- Extracted data entries -
>>
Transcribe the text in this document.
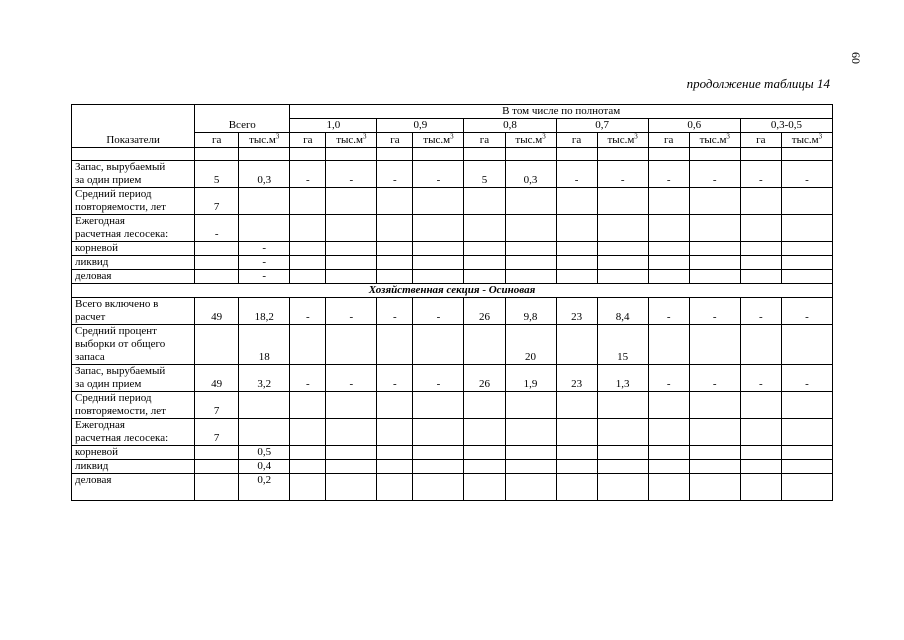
60
продолжение таблицы 14
Показатели	Всего		В том числе по полнотам											
			1,0		0,9		0,8		0,7		0,6		0,3-0,5	
	га	$тыс.м^3$	га	$тыс.м^3$	га	$тыс.м^3$	га	$тыс.м^3$	га	$тыс.м^3$	га	$тыс.м^3$	га	$тыс.м^3$

Запас, вырубаемый
за один прием	5	0,3	-	-	-	-	5	0,3	-	-	-	-	-	-

Средний период
повторяемости, лет	7													

Ежегодная
расчетная лесосека:	-													

корневой		-												

ликвид		-												

деловая		-												
Хозяйственная секция - Осиновая														

Всего включено в
расчет	49	18,2	-	-	-	-	26	9,8	23	8,4	-	-	-	-

Средний процент
выборки от общего
запаса		18						20		15				

Запас, вырубаемый
за один прием	49	3,2	-	-	-	-	26	1,9	23	1,3	-	-	-	-

Средний период
повторяемости, лет	7													

Ежегодная
расчетная лесосека:	7													

корневой		0,5												

ликвид		0,4												

деловая		0,2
<<
- BRIEF -
Generate a word-for-word copy of the preceding records, excluding all pictures.

- EXPECTED ANSWER -
Transcribe the text in this document.
60
продолжение таблицы 14
Показатели	Всего		В том числе по полнотам											
			1,0		0,9		0,8		0,7		0,6		0,3-0,5	
	га	$тыс.м^3$	га	$тыс.м^3$	га	$тыс.м^3$	га	$тыс.м^3$	га	$тыс.м^3$	га	$тыс.м^3$	га	$тыс.м^3$

Запас, вырубаемый
за один прием	5	0,3	-	-	-	-	5	0,3	-	-	-	-	-	-

Средний период
повторяемости, лет	7													

Ежегодная
расчетная лесосека:	-													

корневой		-												

ликвид		-												

деловая		-												
Хозяйственная секция - Осиновая														

Всего включено в
расчет	49	18,2	-	-	-	-	26	9,8	23	8,4	-	-	-	-

Средний процент
выборки от общего
запаса		18						20		15				

Запас, вырубаемый
за один прием	49	3,2	-	-	-	-	26	1,9	23	1,3	-	-	-	-

Средний период
повторяемости, лет	7													

Ежегодная
расчетная лесосека:	7													

корневой		0,5												

ликвид		0,4												

деловая		0,2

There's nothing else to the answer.